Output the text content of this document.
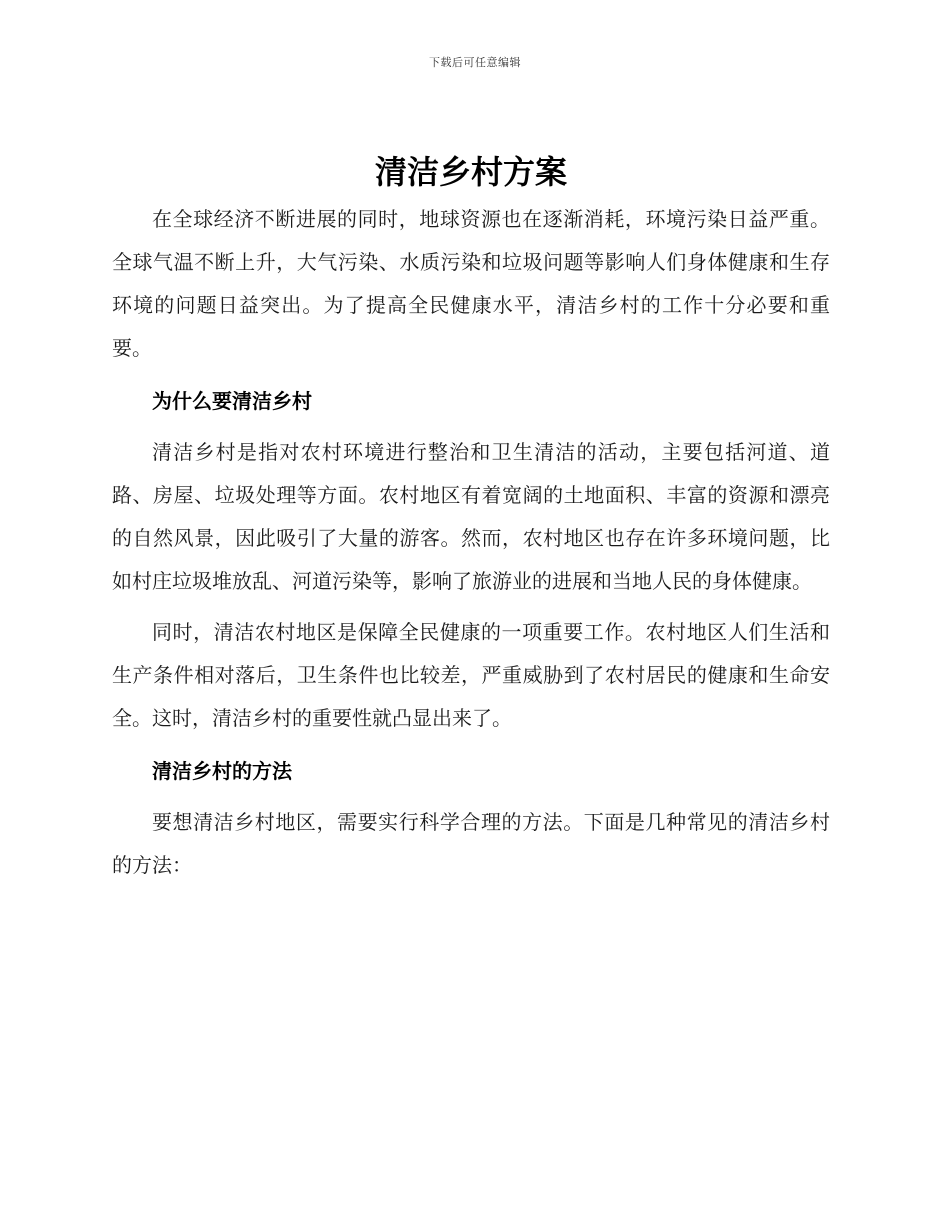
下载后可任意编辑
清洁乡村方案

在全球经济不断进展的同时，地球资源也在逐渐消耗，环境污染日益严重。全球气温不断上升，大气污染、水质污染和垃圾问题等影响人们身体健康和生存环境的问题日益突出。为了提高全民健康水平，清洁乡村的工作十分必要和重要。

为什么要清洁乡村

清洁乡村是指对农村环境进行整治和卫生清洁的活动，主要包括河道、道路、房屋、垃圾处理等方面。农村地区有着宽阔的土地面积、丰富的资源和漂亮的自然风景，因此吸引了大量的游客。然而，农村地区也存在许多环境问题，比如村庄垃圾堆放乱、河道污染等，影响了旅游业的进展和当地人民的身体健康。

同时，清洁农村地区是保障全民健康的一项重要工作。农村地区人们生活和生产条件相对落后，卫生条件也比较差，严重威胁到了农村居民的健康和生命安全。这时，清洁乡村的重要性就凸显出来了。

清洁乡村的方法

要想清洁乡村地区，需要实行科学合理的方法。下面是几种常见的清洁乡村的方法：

**WHAT YOU ARE ASKED TO DO**
Leave the pictures out and reproduce each record exactly as written.

**SOLUTION FOR THIS TASK**
Output the text content of this document.
下载后可任意编辑
清洁乡村方案

在全球经济不断进展的同时，地球资源也在逐渐消耗，环境污染日益严重。全球气温不断上升，大气污染、水质污染和垃圾问题等影响人们身体健康和生存环境的问题日益突出。为了提高全民健康水平，清洁乡村的工作十分必要和重要。

为什么要清洁乡村

清洁乡村是指对农村环境进行整治和卫生清洁的活动，主要包括河道、道路、房屋、垃圾处理等方面。农村地区有着宽阔的土地面积、丰富的资源和漂亮的自然风景，因此吸引了大量的游客。然而，农村地区也存在许多环境问题，比如村庄垃圾堆放乱、河道污染等，影响了旅游业的进展和当地人民的身体健康。

同时，清洁农村地区是保障全民健康的一项重要工作。农村地区人们生活和生产条件相对落后，卫生条件也比较差，严重威胁到了农村居民的健康和生命安全。这时，清洁乡村的重要性就凸显出来了。

清洁乡村的方法

要想清洁乡村地区，需要实行科学合理的方法。下面是几种常见的清洁乡村的方法：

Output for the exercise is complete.